→ REQUIRED TASK: Return all of the entries exactly as written.

→ Source records:
* Begin *
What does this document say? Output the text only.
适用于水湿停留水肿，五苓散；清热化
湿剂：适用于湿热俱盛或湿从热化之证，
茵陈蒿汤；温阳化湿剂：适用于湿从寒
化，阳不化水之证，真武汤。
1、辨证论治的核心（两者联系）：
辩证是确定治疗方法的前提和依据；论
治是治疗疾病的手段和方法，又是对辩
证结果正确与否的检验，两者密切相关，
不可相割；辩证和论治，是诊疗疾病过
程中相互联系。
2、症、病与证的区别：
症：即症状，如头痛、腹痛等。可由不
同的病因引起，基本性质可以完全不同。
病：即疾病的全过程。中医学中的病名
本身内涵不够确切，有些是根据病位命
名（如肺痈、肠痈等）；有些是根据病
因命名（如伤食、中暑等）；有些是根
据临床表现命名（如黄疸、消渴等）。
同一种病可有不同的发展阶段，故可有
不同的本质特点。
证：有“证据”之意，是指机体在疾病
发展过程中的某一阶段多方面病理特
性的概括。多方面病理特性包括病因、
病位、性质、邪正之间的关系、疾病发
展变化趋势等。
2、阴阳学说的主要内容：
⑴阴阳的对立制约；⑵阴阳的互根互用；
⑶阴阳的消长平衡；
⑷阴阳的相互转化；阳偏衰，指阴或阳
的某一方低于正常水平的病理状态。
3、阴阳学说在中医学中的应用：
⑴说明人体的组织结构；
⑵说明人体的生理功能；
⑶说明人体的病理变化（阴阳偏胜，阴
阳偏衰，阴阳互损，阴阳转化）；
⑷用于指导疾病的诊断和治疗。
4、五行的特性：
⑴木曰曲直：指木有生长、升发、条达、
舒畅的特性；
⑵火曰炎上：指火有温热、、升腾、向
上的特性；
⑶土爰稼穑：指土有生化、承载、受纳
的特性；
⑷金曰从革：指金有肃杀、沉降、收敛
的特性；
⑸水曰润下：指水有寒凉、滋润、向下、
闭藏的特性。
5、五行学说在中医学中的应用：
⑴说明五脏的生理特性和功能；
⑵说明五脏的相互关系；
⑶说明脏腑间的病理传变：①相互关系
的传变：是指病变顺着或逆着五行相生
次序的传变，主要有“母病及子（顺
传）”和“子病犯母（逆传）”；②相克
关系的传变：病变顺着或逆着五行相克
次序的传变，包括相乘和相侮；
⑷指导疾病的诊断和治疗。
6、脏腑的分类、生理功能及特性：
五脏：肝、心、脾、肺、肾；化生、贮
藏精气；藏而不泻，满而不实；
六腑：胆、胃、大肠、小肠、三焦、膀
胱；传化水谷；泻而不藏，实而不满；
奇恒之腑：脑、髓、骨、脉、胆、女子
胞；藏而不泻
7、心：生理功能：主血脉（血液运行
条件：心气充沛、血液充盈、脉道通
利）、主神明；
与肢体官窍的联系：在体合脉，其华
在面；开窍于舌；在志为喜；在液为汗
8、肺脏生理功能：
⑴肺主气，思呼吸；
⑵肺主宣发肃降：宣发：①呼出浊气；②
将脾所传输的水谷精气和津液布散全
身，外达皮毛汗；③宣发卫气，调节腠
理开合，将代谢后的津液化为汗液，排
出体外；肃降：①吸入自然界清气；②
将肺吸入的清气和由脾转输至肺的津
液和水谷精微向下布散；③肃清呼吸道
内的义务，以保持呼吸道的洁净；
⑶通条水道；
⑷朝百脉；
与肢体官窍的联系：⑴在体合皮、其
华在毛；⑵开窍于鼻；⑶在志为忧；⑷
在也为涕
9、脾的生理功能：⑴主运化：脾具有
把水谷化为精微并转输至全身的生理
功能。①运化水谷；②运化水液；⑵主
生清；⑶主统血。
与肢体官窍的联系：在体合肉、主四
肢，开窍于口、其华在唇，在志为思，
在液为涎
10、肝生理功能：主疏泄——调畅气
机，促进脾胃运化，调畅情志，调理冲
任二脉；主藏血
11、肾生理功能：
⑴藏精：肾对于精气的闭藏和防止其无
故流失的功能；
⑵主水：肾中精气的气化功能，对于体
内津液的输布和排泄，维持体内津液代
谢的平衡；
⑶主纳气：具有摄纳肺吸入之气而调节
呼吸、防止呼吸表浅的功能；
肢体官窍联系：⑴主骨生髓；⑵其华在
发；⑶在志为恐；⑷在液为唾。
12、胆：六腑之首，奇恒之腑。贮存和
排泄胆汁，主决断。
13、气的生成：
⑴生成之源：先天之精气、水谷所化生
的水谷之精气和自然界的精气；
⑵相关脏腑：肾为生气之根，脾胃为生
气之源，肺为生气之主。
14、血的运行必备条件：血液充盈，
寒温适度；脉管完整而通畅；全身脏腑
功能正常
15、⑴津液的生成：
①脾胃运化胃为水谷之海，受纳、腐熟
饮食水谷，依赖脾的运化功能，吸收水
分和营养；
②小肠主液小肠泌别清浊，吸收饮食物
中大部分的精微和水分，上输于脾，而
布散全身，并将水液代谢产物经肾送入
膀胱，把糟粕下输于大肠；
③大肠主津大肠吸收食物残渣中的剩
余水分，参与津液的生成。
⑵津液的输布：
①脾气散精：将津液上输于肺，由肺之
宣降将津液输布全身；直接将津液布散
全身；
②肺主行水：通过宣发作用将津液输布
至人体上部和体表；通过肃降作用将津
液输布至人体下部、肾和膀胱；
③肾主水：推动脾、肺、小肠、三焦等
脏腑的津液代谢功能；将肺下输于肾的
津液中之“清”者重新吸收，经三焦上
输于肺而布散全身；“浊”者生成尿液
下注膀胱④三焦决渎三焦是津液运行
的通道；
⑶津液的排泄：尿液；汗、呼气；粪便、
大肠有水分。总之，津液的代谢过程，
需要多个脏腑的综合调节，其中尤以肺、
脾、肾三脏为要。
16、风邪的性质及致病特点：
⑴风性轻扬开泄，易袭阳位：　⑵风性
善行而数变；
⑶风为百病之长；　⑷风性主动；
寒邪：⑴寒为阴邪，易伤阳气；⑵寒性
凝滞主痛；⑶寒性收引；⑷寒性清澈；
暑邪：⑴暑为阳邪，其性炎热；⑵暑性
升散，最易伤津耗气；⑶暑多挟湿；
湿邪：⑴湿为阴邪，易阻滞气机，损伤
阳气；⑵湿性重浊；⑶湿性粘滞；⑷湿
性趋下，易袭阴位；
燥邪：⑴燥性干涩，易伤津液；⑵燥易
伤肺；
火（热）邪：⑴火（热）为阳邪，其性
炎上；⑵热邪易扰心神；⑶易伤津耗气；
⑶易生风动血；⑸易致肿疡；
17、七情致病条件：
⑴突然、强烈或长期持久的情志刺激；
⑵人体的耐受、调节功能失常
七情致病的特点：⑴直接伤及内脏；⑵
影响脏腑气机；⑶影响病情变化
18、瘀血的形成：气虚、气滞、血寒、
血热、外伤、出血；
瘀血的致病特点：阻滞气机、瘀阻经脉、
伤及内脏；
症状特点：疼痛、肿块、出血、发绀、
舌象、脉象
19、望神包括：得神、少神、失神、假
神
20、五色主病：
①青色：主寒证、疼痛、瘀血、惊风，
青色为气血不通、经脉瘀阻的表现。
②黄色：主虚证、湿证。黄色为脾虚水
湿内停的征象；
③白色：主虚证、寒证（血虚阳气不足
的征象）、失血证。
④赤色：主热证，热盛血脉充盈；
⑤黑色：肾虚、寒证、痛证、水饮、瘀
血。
* End *
→ RESPONSE TO THE EXERCISE:
What does this document say? Output the text only.
适用于水湿停留水肿，五苓散；清热化
湿剂：适用于湿热俱盛或湿从热化之证，
茵陈蒿汤；温阳化湿剂：适用于湿从寒
化，阳不化水之证，真武汤。
1、辨证论治的核心（两者联系）：
辩证是确定治疗方法的前提和依据；论
治是治疗疾病的手段和方法，又是对辩
证结果正确与否的检验，两者密切相关，
不可相割；辩证和论治，是诊疗疾病过
程中相互联系。
2、症、病与证的区别：
症：即症状，如头痛、腹痛等。可由不
同的病因引起，基本性质可以完全不同。
病：即疾病的全过程。中医学中的病名
本身内涵不够确切，有些是根据病位命
名（如肺痈、肠痈等）；有些是根据病
因命名（如伤食、中暑等）；有些是根
据临床表现命名（如黄疸、消渴等）。
同一种病可有不同的发展阶段，故可有
不同的本质特点。
证：有“证据”之意，是指机体在疾病
发展过程中的某一阶段多方面病理特
性的概括。多方面病理特性包括病因、
病位、性质、邪正之间的关系、疾病发
展变化趋势等。
2、阴阳学说的主要内容：
⑴阴阳的对立制约；⑵阴阳的互根互用；
⑶阴阳的消长平衡；
⑷阴阳的相互转化；阳偏衰，指阴或阳
的某一方低于正常水平的病理状态。
3、阴阳学说在中医学中的应用：
⑴说明人体的组织结构；
⑵说明人体的生理功能；
⑶说明人体的病理变化（阴阳偏胜，阴
阳偏衰，阴阳互损，阴阳转化）；
⑷用于指导疾病的诊断和治疗。
4、五行的特性：
⑴木曰曲直：指木有生长、升发、条达、
舒畅的特性；
⑵火曰炎上：指火有温热、、升腾、向
上的特性；
⑶土爰稼穑：指土有生化、承载、受纳
的特性；
⑷金曰从革：指金有肃杀、沉降、收敛
的特性；
⑸水曰润下：指水有寒凉、滋润、向下、
闭藏的特性。
5、五行学说在中医学中的应用：
⑴说明五脏的生理特性和功能；
⑵说明五脏的相互关系；
⑶说明脏腑间的病理传变：①相互关系
的传变：是指病变顺着或逆着五行相生
次序的传变，主要有“母病及子（顺
传）”和“子病犯母（逆传）”；②相克
关系的传变：病变顺着或逆着五行相克
次序的传变，包括相乘和相侮；
⑷指导疾病的诊断和治疗。
6、脏腑的分类、生理功能及特性：
五脏：肝、心、脾、肺、肾；化生、贮
藏精气；藏而不泻，满而不实；
六腑：胆、胃、大肠、小肠、三焦、膀
胱；传化水谷；泻而不藏，实而不满；
奇恒之腑：脑、髓、骨、脉、胆、女子
胞；藏而不泻
7、心：生理功能：主血脉（血液运行
条件：心气充沛、血液充盈、脉道通
利）、主神明；
与肢体官窍的联系：在体合脉，其华
在面；开窍于舌；在志为喜；在液为汗
8、肺脏生理功能：
⑴肺主气，思呼吸；
⑵肺主宣发肃降：宣发：①呼出浊气；②
将脾所传输的水谷精气和津液布散全
身，外达皮毛汗；③宣发卫气，调节腠
理开合，将代谢后的津液化为汗液，排
出体外；肃降：①吸入自然界清气；②
将肺吸入的清气和由脾转输至肺的津
液和水谷精微向下布散；③肃清呼吸道
内的义务，以保持呼吸道的洁净；
⑶通条水道；
⑷朝百脉；
与肢体官窍的联系：⑴在体合皮、其
华在毛；⑵开窍于鼻；⑶在志为忧；⑷
在也为涕
9、脾的生理功能：⑴主运化：脾具有
把水谷化为精微并转输至全身的生理
功能。①运化水谷；②运化水液；⑵主
生清；⑶主统血。
与肢体官窍的联系：在体合肉、主四
肢，开窍于口、其华在唇，在志为思，
在液为涎
10、肝生理功能：主疏泄——调畅气
机，促进脾胃运化，调畅情志，调理冲
任二脉；主藏血
11、肾生理功能：
⑴藏精：肾对于精气的闭藏和防止其无
故流失的功能；
⑵主水：肾中精气的气化功能，对于体
内津液的输布和排泄，维持体内津液代
谢的平衡；
⑶主纳气：具有摄纳肺吸入之气而调节
呼吸、防止呼吸表浅的功能；
肢体官窍联系：⑴主骨生髓；⑵其华在
发；⑶在志为恐；⑷在液为唾。
12、胆：六腑之首，奇恒之腑。贮存和
排泄胆汁，主决断。
13、气的生成：
⑴生成之源：先天之精气、水谷所化生
的水谷之精气和自然界的精气；
⑵相关脏腑：肾为生气之根，脾胃为生
气之源，肺为生气之主。
14、血的运行必备条件：血液充盈，
寒温适度；脉管完整而通畅；全身脏腑
功能正常
15、⑴津液的生成：
①脾胃运化胃为水谷之海，受纳、腐熟
饮食水谷，依赖脾的运化功能，吸收水
分和营养；
②小肠主液小肠泌别清浊，吸收饮食物
中大部分的精微和水分，上输于脾，而
布散全身，并将水液代谢产物经肾送入
膀胱，把糟粕下输于大肠；
③大肠主津大肠吸收食物残渣中的剩
余水分，参与津液的生成。
⑵津液的输布：
①脾气散精：将津液上输于肺，由肺之
宣降将津液输布全身；直接将津液布散
全身；
②肺主行水：通过宣发作用将津液输布
至人体上部和体表；通过肃降作用将津
液输布至人体下部、肾和膀胱；
③肾主水：推动脾、肺、小肠、三焦等
脏腑的津液代谢功能；将肺下输于肾的
津液中之“清”者重新吸收，经三焦上
输于肺而布散全身；“浊”者生成尿液
下注膀胱④三焦决渎三焦是津液运行
的通道；
⑶津液的排泄：尿液；汗、呼气；粪便、
大肠有水分。总之，津液的代谢过程，
需要多个脏腑的综合调节，其中尤以肺、
脾、肾三脏为要。
16、风邪的性质及致病特点：
⑴风性轻扬开泄，易袭阳位：　⑵风性
善行而数变；
⑶风为百病之长；　⑷风性主动；
寒邪：⑴寒为阴邪，易伤阳气；⑵寒性
凝滞主痛；⑶寒性收引；⑷寒性清澈；
暑邪：⑴暑为阳邪，其性炎热；⑵暑性
升散，最易伤津耗气；⑶暑多挟湿；
湿邪：⑴湿为阴邪，易阻滞气机，损伤
阳气；⑵湿性重浊；⑶湿性粘滞；⑷湿
性趋下，易袭阴位；
燥邪：⑴燥性干涩，易伤津液；⑵燥易
伤肺；
火（热）邪：⑴火（热）为阳邪，其性
炎上；⑵热邪易扰心神；⑶易伤津耗气；
⑶易生风动血；⑸易致肿疡；
17、七情致病条件：
⑴突然、强烈或长期持久的情志刺激；
⑵人体的耐受、调节功能失常
七情致病的特点：⑴直接伤及内脏；⑵
影响脏腑气机；⑶影响病情变化
18、瘀血的形成：气虚、气滞、血寒、
血热、外伤、出血；
瘀血的致病特点：阻滞气机、瘀阻经脉、
伤及内脏；
症状特点：疼痛、肿块、出血、发绀、
舌象、脉象
19、望神包括：得神、少神、失神、假
神
20、五色主病：
①青色：主寒证、疼痛、瘀血、惊风，
青色为气血不通、经脉瘀阻的表现。
②黄色：主虚证、湿证。黄色为脾虚水
湿内停的征象；
③白色：主虚证、寒证（血虚阳气不足
的征象）、失血证。
④赤色：主热证，热盛血脉充盈；
⑤黑色：肾虚、寒证、痛证、水饮、瘀
血。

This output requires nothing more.